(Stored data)

▶

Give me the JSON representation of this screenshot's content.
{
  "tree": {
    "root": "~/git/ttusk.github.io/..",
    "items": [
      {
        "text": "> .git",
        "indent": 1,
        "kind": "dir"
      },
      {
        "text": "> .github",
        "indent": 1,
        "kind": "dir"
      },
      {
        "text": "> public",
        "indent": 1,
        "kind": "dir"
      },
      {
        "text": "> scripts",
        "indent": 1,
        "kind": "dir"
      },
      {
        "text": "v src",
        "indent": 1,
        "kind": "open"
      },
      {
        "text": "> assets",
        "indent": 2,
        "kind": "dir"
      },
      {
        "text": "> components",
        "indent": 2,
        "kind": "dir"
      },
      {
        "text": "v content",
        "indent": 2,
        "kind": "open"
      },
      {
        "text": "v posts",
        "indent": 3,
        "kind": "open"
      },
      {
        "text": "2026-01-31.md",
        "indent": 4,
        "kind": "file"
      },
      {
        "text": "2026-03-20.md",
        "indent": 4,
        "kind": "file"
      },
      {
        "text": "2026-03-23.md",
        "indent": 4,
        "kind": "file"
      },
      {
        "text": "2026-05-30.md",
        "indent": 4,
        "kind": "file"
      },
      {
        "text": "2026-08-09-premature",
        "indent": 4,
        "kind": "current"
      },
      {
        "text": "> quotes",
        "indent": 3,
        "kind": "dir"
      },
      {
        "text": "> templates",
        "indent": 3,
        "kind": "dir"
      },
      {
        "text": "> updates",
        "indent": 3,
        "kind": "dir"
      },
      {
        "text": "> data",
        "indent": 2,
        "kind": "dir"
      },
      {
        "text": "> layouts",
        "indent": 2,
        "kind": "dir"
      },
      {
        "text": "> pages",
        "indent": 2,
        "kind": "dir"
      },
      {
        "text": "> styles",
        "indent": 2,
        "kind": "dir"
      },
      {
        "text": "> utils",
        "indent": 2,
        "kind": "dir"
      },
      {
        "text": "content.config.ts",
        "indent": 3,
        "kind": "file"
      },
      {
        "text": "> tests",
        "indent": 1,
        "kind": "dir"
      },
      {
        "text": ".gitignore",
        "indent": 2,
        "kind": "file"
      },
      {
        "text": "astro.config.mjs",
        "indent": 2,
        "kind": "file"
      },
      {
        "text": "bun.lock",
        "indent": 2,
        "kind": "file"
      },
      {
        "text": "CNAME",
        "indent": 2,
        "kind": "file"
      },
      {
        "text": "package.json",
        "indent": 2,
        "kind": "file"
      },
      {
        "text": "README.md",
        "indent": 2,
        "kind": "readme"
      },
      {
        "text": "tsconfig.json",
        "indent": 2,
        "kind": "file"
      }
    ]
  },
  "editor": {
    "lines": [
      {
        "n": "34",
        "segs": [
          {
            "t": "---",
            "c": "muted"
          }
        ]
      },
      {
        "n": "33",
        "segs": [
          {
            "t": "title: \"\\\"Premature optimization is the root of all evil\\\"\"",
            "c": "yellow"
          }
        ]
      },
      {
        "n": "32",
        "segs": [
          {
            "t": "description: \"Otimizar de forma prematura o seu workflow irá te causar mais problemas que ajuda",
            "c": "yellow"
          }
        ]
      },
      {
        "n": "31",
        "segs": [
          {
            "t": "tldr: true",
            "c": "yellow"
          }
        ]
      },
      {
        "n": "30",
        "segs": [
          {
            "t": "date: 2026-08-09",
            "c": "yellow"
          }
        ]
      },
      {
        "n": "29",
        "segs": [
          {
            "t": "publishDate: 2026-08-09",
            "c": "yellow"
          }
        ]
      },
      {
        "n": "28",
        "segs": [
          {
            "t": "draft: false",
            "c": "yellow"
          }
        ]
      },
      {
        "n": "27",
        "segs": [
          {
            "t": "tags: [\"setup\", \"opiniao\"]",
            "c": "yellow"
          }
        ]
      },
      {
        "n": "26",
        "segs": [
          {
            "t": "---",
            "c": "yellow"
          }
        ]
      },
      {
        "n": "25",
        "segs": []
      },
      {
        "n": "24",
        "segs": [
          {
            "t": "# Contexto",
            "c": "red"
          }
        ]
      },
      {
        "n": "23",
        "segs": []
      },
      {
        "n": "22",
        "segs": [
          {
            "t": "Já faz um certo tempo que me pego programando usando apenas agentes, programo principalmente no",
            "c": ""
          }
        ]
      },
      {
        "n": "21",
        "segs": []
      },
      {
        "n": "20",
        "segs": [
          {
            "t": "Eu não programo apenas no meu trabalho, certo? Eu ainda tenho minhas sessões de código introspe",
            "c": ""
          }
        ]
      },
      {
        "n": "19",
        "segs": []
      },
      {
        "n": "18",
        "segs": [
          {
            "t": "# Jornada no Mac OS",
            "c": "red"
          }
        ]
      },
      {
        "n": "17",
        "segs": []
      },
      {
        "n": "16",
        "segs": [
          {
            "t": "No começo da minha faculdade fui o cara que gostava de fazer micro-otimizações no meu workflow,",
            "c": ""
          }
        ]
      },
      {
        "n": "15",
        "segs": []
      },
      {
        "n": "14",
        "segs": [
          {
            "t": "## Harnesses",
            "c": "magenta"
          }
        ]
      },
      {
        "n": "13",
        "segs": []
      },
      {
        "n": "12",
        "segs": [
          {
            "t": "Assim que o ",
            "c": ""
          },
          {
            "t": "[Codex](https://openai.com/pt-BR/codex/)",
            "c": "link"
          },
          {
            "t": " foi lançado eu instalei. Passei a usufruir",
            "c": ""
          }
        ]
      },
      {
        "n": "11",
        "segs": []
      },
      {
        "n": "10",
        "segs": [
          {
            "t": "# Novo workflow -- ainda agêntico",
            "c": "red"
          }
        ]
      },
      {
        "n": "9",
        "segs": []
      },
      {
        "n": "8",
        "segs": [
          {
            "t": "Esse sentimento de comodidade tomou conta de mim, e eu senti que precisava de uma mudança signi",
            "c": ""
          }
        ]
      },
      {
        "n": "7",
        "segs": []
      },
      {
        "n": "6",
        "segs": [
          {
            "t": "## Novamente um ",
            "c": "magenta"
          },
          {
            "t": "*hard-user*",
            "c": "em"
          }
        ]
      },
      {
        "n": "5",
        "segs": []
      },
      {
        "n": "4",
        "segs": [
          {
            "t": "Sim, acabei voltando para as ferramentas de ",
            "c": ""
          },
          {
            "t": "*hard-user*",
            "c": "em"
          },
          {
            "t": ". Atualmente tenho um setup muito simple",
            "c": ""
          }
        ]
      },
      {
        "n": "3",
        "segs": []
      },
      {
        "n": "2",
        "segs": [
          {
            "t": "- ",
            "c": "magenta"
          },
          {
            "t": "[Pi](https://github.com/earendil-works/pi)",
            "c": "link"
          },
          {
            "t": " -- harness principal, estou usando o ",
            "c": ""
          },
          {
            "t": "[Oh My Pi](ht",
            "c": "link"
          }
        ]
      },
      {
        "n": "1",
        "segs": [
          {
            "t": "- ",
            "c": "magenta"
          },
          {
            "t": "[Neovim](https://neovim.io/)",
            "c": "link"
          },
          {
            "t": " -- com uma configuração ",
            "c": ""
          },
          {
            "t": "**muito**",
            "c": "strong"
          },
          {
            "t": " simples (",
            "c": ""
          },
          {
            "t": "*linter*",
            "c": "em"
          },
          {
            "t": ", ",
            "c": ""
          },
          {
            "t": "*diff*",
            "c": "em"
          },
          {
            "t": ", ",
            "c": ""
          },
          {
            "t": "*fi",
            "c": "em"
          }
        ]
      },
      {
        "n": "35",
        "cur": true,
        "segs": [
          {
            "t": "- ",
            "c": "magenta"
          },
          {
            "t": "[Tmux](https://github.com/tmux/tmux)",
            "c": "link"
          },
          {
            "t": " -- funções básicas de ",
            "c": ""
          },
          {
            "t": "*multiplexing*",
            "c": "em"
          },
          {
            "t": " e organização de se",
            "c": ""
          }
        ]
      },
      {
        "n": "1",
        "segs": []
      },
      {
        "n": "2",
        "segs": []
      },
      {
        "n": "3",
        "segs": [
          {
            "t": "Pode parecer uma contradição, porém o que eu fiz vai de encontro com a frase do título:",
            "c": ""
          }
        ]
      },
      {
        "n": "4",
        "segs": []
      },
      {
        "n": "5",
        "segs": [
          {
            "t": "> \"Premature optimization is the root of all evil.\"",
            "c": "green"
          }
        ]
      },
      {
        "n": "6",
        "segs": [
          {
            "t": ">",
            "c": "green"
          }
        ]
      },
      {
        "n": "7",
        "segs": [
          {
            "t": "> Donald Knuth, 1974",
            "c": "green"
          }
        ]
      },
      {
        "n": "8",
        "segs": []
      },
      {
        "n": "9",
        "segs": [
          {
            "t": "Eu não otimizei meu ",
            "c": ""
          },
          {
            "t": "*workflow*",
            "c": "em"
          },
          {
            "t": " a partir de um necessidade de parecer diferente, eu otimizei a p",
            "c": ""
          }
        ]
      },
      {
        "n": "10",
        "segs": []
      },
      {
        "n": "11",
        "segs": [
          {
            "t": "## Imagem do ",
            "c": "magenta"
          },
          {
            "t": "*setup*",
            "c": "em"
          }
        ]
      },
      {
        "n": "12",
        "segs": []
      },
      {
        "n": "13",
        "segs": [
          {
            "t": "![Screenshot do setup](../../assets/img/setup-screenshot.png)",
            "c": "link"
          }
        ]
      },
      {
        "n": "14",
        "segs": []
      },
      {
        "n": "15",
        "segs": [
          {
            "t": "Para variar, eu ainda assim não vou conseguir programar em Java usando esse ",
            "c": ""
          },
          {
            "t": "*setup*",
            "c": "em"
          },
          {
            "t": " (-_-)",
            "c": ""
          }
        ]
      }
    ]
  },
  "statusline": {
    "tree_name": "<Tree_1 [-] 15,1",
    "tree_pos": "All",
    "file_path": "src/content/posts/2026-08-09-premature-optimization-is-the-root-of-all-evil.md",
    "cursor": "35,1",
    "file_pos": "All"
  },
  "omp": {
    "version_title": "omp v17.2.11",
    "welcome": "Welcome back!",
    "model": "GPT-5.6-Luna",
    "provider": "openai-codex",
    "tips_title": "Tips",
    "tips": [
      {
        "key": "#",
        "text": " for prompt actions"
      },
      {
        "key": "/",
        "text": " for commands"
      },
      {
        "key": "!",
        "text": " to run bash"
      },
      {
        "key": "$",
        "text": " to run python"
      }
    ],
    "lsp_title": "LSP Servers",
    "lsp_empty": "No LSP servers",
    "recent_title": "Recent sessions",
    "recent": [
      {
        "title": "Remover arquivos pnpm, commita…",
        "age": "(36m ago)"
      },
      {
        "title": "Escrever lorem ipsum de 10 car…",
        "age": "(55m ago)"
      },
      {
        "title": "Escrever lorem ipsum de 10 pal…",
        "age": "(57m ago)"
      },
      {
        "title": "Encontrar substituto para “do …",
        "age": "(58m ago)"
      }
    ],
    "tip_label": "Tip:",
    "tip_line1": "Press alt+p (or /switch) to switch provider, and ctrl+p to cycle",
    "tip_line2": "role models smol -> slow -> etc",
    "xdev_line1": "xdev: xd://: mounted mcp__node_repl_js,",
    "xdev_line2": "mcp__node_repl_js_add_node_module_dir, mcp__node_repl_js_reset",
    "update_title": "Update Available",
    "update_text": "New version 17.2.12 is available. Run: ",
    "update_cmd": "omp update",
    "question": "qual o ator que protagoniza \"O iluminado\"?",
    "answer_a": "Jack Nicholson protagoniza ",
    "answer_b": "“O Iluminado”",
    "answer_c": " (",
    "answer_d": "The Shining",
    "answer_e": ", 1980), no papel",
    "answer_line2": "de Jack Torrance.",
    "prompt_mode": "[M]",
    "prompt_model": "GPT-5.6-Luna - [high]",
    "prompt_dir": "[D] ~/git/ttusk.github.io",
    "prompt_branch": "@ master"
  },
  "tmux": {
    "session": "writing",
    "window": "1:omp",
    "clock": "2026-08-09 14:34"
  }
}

◀

* [Your instructions] In the entries above, find each line with the word "posts" and show it.

* [Exercise response]
        "text": "v posts",
    "file_path": "src/content/posts/2026-08-09-premature-optimization-is-the-root-of-all-evil.md",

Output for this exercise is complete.